WHAT YOU WILL DO: Output the entries verbatim, including every line.

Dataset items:

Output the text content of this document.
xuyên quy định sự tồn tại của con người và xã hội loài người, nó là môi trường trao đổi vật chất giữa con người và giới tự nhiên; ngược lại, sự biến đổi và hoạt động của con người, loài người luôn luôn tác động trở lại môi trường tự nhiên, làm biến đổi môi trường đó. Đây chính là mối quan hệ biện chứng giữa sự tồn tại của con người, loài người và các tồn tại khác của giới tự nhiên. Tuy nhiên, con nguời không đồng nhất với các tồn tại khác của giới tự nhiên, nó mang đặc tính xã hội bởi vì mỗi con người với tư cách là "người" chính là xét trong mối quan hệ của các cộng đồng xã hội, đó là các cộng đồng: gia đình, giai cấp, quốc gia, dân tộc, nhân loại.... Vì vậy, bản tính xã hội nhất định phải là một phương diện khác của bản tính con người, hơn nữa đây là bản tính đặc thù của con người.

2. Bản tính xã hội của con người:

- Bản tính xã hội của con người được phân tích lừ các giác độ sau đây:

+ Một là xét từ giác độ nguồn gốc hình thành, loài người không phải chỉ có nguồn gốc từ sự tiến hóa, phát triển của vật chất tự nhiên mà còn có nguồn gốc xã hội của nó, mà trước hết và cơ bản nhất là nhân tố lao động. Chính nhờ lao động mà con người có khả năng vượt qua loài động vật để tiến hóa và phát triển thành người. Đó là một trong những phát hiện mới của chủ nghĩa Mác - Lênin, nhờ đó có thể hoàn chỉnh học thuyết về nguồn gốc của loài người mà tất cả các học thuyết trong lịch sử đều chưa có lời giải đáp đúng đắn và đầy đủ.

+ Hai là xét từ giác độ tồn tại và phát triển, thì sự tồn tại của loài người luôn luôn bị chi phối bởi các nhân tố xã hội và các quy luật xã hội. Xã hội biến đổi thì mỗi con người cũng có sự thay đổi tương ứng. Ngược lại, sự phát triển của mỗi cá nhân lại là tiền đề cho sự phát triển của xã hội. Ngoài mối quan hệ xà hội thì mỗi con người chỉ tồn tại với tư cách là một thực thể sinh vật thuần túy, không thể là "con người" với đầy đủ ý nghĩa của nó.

TASK RESPONSE:
Output the text content of this document.
xuyên quy định sự tồn tại của con người và xã hội loài người, nó là môi trường trao đổi vật chất giữa con người và giới tự nhiên; ngược lại, sự biến đổi và hoạt động của con người, loài người luôn luôn tác động trở lại môi trường tự nhiên, làm biến đổi môi trường đó. Đây chính là mối quan hệ biện chứng giữa sự tồn tại của con người, loài người và các tồn tại khác của giới tự nhiên. Tuy nhiên, con nguời không đồng nhất với các tồn tại khác của giới tự nhiên, nó mang đặc tính xã hội bởi vì mỗi con người với tư cách là "người" chính là xét trong mối quan hệ của các cộng đồng xã hội, đó là các cộng đồng: gia đình, giai cấp, quốc gia, dân tộc, nhân loại.... Vì vậy, bản tính xã hội nhất định phải là một phương diện khác của bản tính con người, hơn nữa đây là bản tính đặc thù của con người.

2. Bản tính xã hội của con người:

- Bản tính xã hội của con người được phân tích lừ các giác độ sau đây:

+ Một là xét từ giác độ nguồn gốc hình thành, loài người không phải chỉ có nguồn gốc từ sự tiến hóa, phát triển của vật chất tự nhiên mà còn có nguồn gốc xã hội của nó, mà trước hết và cơ bản nhất là nhân tố lao động. Chính nhờ lao động mà con người có khả năng vượt qua loài động vật để tiến hóa và phát triển thành người. Đó là một trong những phát hiện mới của chủ nghĩa Mác - Lênin, nhờ đó có thể hoàn chỉnh học thuyết về nguồn gốc của loài người mà tất cả các học thuyết trong lịch sử đều chưa có lời giải đáp đúng đắn và đầy đủ.

+ Hai là xét từ giác độ tồn tại và phát triển, thì sự tồn tại của loài người luôn luôn bị chi phối bởi các nhân tố xã hội và các quy luật xã hội. Xã hội biến đổi thì mỗi con người cũng có sự thay đổi tương ứng. Ngược lại, sự phát triển của mỗi cá nhân lại là tiền đề cho sự phát triển của xã hội. Ngoài mối quan hệ xà hội thì mỗi con người chỉ tồn tại với tư cách là một thực thể sinh vật thuần túy, không thể là "con người" với đầy đủ ý nghĩa của nó.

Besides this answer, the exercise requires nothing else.